>>>
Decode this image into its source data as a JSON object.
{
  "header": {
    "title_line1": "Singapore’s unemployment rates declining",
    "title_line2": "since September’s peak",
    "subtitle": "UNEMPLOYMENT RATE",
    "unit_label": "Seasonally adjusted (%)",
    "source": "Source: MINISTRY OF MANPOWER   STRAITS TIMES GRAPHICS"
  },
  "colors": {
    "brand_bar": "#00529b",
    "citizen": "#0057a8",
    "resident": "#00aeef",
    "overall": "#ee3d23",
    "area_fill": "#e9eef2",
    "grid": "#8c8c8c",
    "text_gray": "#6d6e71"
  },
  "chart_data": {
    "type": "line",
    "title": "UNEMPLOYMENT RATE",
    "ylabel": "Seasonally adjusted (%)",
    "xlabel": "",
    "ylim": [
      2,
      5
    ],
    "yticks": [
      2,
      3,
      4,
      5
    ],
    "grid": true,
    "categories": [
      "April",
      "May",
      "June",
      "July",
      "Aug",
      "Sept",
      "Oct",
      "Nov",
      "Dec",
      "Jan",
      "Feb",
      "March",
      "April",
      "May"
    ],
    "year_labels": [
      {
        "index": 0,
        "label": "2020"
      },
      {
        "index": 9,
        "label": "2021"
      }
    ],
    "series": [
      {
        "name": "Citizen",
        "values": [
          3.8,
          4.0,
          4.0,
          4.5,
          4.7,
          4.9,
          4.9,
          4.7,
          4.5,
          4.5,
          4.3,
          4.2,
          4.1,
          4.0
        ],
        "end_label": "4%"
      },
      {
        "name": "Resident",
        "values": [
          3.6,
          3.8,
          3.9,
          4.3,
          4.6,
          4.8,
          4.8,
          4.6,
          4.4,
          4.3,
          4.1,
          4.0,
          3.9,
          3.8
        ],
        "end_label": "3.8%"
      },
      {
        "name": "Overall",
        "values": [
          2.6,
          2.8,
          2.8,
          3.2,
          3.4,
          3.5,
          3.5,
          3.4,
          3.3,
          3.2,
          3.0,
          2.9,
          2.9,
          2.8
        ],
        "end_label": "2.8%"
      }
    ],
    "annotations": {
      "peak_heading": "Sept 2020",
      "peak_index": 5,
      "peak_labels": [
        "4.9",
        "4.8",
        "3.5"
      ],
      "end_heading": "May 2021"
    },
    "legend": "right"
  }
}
<<<
To do - Restate the records, all of them, precisely as written.

Expected answer -
Decode this image into its source data as a JSON object.
{
  "header": {
    "title_line1": "Singapore’s unemployment rates declining",
    "title_line2": "since September’s peak",
    "subtitle": "UNEMPLOYMENT RATE",
    "unit_label": "Seasonally adjusted (%)",
    "source": "Source: MINISTRY OF MANPOWER   STRAITS TIMES GRAPHICS"
  },
  "colors": {
    "brand_bar": "#00529b",
    "citizen": "#0057a8",
    "resident": "#00aeef",
    "overall": "#ee3d23",
    "area_fill": "#e9eef2",
    "grid": "#8c8c8c",
    "text_gray": "#6d6e71"
  },
  "chart_data": {
    "type": "line",
    "title": "UNEMPLOYMENT RATE",
    "ylabel": "Seasonally adjusted (%)",
    "xlabel": "",
    "ylim": [
      2,
      5
    ],
    "yticks": [
      2,
      3,
      4,
      5
    ],
    "grid": true,
    "categories": [
      "April",
      "May",
      "June",
      "July",
      "Aug",
      "Sept",
      "Oct",
      "Nov",
      "Dec",
      "Jan",
      "Feb",
      "March",
      "April",
      "May"
    ],
    "year_labels": [
      {
        "index": 0,
        "label": "2020"
      },
      {
        "index": 9,
        "label": "2021"
      }
    ],
    "series": [
      {
        "name": "Citizen",
        "values": [
          3.8,
          4.0,
          4.0,
          4.5,
          4.7,
          4.9,
          4.9,
          4.7,
          4.5,
          4.5,
          4.3,
          4.2,
          4.1,
          4.0
        ],
        "end_label": "4%"
      },
      {
        "name": "Resident",
        "values": [
          3.6,
          3.8,
          3.9,
          4.3,
          4.6,
          4.8,
          4.8,
          4.6,
          4.4,
          4.3,
          4.1,
          4.0,
          3.9,
          3.8
        ],
        "end_label": "3.8%"
      },
      {
        "name": "Overall",
        "values": [
          2.6,
          2.8,
          2.8,
          3.2,
          3.4,
          3.5,
          3.5,
          3.4,
          3.3,
          3.2,
          3.0,
          2.9,
          2.9,
          2.8
        ],
        "end_label": "2.8%"
      }
    ],
    "annotations": {
      "peak_heading": "Sept 2020",
      "peak_index": 5,
      "peak_labels": [
        "4.9",
        "4.8",
        "3.5"
      ],
      "end_heading": "May 2021"
    },
    "legend": "right"
  }
}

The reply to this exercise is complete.